Leave out the pictures and repeat the data exactly.

------------------------------------

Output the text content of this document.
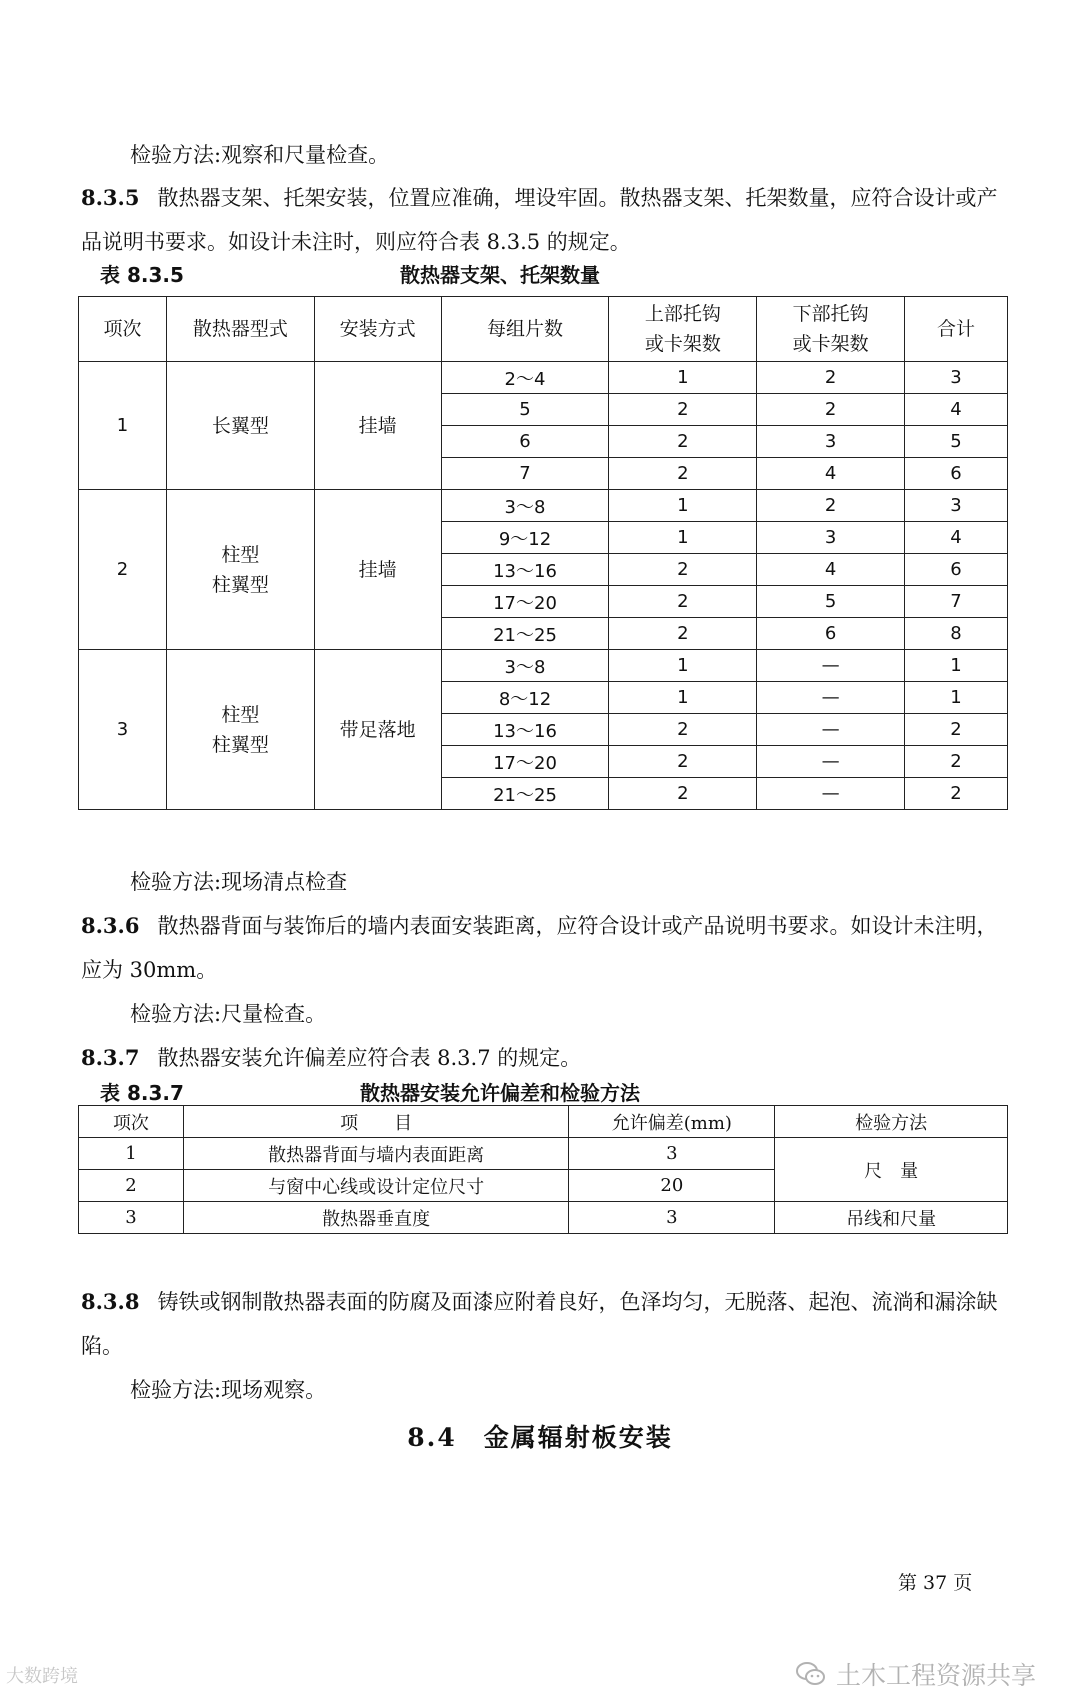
检验方法:观察和尺量检查。

8.3.5 散热器支架、托架安装，位置应准确，埋设牢固。散热器支架、托架数量，应符合设计或产品说明书要求。如设计未注时，则应符合表 8.3.5 的规定。

表 8.3.5	散热器支架、托架数量
项次	散热器型式	安装方式	每组片数	上部托钩
或卡架数	下部托钩
或卡架数	合计
1	长翼型	挂墙	2～4	1	2	3
			5	2	2	4
			6	2	3	5
			7	2	4	6
2	柱型
柱翼型	挂墙	3～8	1	2	3
			9～12	1	3	4
			13～16	2	4	6
			17～20	2	5	7
			21～25	2	6	8
3	柱型
柱翼型	带足落地	3～8	1	—	1
			8～12	1	—	1
			13～16	2	—	2
			17～20	2	—	2
			21～25	2	—	2

检验方法:现场清点检查

8.3.6 散热器背面与装饰后的墙内表面安装距离，应符合设计或产品说明书要求。如设计未注明，应为 30mm。

检验方法:尺量检查。

8.3.7 散热器安装允许偏差应符合表 8.3.7 的规定。

表 8.3.7	散热器安装允许偏差和检验方法
项次	项　　目	允许偏差(mm)	检验方法
1	散热器背面与墙内表面距离	3	尺　量
2	与窗中心线或设计定位尺寸	20	
3	散热器垂直度	3	吊线和尺量

8.3.8 铸铁或钢制散热器表面的防腐及面漆应附着良好，色泽均匀，无脱落、起泡、流淌和漏涂缺陷。

检验方法:现场观察。

8.4　金属辐射板安装
第 37 页
大数跨境	土木工程资源共享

------------------------------------

> _EXERCISE SOLUTION_
Output the text content of this document.
检验方法:观察和尺量检查。

8.3.5 散热器支架、托架安装，位置应准确，埋设牢固。散热器支架、托架数量，应符合设计或产品说明书要求。如设计未注时，则应符合表 8.3.5 的规定。

表 8.3.5	散热器支架、托架数量
项次	散热器型式	安装方式	每组片数	上部托钩
或卡架数	下部托钩
或卡架数	合计
1	长翼型	挂墙	2～4	1	2	3
			5	2	2	4
			6	2	3	5
			7	2	4	6
2	柱型
柱翼型	挂墙	3～8	1	2	3
			9～12	1	3	4
			13～16	2	4	6
			17～20	2	5	7
			21～25	2	6	8
3	柱型
柱翼型	带足落地	3～8	1	—	1
			8～12	1	—	1
			13～16	2	—	2
			17～20	2	—	2
			21～25	2	—	2

检验方法:现场清点检查

8.3.6 散热器背面与装饰后的墙内表面安装距离，应符合设计或产品说明书要求。如设计未注明，应为 30mm。

检验方法:尺量检查。

8.3.7 散热器安装允许偏差应符合表 8.3.7 的规定。

表 8.3.7	散热器安装允许偏差和检验方法
项次	项　　目	允许偏差(mm)	检验方法
1	散热器背面与墙内表面距离	3	尺　量
2	与窗中心线或设计定位尺寸	20	
3	散热器垂直度	3	吊线和尺量

8.3.8 铸铁或钢制散热器表面的防腐及面漆应附着良好，色泽均匀，无脱落、起泡、流淌和漏涂缺陷。

检验方法:现场观察。

8.4　金属辐射板安装
第 37 页
大数跨境	土木工程资源共享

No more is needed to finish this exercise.